(Dataset records)
* Begin *
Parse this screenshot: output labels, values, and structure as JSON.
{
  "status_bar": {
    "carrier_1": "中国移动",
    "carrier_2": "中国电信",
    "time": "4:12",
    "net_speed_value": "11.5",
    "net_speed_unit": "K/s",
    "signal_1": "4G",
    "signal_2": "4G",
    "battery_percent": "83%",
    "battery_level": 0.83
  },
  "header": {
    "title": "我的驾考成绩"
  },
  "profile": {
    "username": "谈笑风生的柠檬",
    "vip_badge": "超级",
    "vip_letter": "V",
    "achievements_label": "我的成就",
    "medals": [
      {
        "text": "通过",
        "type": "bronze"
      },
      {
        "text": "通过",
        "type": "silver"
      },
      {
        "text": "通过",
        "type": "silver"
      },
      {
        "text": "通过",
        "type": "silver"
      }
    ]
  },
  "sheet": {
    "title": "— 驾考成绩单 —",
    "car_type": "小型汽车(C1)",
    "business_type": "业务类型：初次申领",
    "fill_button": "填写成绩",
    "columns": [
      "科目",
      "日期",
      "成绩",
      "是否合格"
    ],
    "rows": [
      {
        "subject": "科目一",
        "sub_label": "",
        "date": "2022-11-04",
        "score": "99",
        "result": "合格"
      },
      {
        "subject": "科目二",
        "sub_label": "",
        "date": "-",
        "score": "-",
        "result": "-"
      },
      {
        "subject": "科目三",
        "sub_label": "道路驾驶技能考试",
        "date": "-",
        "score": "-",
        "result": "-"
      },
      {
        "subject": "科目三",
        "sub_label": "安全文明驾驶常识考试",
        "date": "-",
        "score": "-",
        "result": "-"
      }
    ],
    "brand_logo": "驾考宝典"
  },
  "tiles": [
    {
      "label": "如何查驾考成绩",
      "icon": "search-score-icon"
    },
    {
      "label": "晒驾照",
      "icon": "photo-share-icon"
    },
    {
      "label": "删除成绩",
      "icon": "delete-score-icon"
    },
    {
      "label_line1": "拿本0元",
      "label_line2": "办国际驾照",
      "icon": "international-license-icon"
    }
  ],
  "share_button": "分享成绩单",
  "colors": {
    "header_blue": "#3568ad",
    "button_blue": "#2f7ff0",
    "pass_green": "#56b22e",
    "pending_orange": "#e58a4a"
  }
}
* End *
* Begin *
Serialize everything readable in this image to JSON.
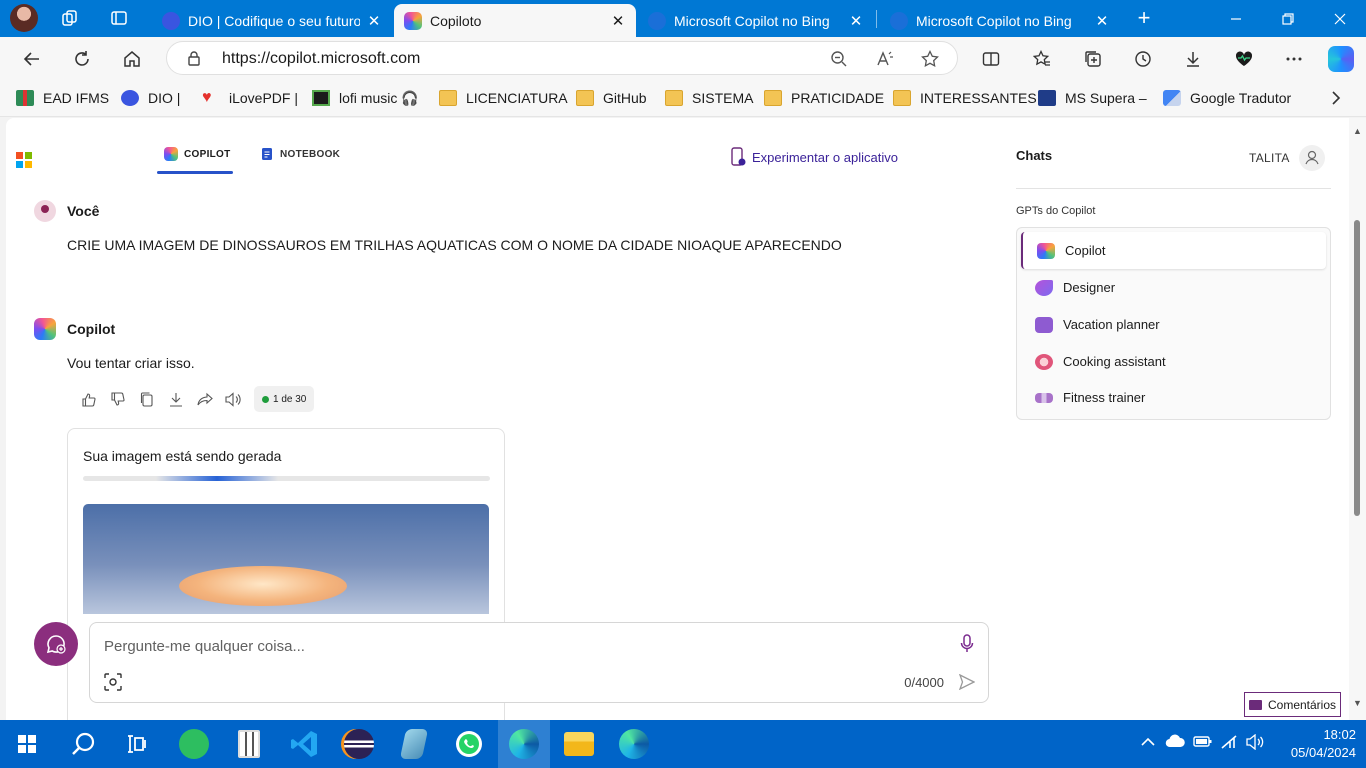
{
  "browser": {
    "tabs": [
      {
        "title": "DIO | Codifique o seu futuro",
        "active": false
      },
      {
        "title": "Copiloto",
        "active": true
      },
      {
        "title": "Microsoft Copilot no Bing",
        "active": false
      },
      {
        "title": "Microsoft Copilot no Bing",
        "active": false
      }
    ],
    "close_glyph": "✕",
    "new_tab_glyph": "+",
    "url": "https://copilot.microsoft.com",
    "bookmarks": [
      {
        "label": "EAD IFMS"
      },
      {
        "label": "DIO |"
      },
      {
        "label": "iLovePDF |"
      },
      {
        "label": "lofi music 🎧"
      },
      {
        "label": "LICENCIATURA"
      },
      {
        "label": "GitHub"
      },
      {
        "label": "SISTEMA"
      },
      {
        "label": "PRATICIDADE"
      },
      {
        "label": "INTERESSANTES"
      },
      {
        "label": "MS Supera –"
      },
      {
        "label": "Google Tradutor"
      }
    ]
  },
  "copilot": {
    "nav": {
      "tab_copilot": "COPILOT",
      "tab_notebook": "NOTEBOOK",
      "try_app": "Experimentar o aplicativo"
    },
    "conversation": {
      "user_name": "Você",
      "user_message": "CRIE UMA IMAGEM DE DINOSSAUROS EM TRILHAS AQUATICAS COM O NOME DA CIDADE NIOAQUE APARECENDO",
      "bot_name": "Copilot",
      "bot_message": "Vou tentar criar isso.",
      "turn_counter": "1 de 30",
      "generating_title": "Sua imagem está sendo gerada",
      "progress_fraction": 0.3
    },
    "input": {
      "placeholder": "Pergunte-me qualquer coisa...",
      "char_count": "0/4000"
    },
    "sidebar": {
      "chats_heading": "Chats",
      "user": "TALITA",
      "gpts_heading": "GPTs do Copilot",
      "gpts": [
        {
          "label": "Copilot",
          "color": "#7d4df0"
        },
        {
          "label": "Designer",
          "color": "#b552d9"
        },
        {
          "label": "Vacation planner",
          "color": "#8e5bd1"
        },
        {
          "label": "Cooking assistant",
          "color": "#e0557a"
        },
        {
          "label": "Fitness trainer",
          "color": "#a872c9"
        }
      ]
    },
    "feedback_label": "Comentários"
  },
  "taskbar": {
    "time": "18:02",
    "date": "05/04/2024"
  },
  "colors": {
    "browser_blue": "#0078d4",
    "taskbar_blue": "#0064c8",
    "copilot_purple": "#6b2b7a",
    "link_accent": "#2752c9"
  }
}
* End *
_Work to complete_. Pull every line containing "JSON" from the data.

_Complete answer_.
Parse this screenshot: output labels, values, and structure as JSON.
Serialize everything readable in this image to JSON.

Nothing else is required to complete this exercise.